===== Materials provided =====
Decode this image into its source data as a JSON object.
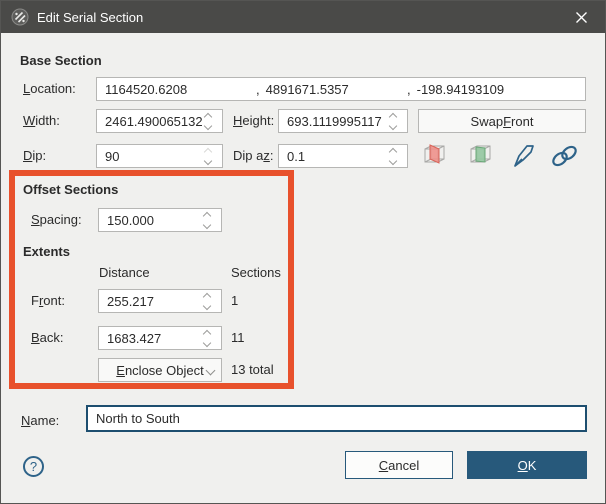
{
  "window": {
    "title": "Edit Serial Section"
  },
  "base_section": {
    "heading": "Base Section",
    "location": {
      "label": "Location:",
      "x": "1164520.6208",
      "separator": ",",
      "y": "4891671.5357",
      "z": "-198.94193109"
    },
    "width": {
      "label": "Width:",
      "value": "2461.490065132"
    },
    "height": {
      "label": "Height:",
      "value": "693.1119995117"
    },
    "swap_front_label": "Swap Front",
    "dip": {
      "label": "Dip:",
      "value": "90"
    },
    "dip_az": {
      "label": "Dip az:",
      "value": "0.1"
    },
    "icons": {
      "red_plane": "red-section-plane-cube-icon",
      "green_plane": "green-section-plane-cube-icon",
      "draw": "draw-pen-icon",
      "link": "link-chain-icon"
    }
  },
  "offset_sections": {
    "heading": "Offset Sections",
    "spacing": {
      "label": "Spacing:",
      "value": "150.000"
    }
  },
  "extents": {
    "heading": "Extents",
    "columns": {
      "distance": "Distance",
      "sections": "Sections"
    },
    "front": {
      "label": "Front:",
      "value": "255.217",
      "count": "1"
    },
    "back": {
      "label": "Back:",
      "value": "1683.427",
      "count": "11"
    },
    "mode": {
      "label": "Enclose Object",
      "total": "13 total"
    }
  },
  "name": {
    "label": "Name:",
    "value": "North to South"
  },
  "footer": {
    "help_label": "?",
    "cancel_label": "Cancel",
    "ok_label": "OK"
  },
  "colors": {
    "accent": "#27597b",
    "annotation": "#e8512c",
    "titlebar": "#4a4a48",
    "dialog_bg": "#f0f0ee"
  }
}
=====
Stated problem
Drop the images and repeat the data exactly.

Output for this exercise
Decode this image into its source data as a JSON object.
{
  "window": {
    "title": "Edit Serial Section"
  },
  "base_section": {
    "heading": "Base Section",
    "location": {
      "label": "Location:",
      "x": "1164520.6208",
      "separator": ",",
      "y": "4891671.5357",
      "z": "-198.94193109"
    },
    "width": {
      "label": "Width:",
      "value": "2461.490065132"
    },
    "height": {
      "label": "Height:",
      "value": "693.1119995117"
    },
    "swap_front_label": "Swap Front",
    "dip": {
      "label": "Dip:",
      "value": "90"
    },
    "dip_az": {
      "label": "Dip az:",
      "value": "0.1"
    },
    "icons": {
      "red_plane": "red-section-plane-cube-icon",
      "green_plane": "green-section-plane-cube-icon",
      "draw": "draw-pen-icon",
      "link": "link-chain-icon"
    }
  },
  "offset_sections": {
    "heading": "Offset Sections",
    "spacing": {
      "label": "Spacing:",
      "value": "150.000"
    }
  },
  "extents": {
    "heading": "Extents",
    "columns": {
      "distance": "Distance",
      "sections": "Sections"
    },
    "front": {
      "label": "Front:",
      "value": "255.217",
      "count": "1"
    },
    "back": {
      "label": "Back:",
      "value": "1683.427",
      "count": "11"
    },
    "mode": {
      "label": "Enclose Object",
      "total": "13 total"
    }
  },
  "name": {
    "label": "Name:",
    "value": "North to South"
  },
  "footer": {
    "help_label": "?",
    "cancel_label": "Cancel",
    "ok_label": "OK"
  },
  "colors": {
    "accent": "#27597b",
    "annotation": "#e8512c",
    "titlebar": "#4a4a48",
    "dialog_bg": "#f0f0ee"
  }
}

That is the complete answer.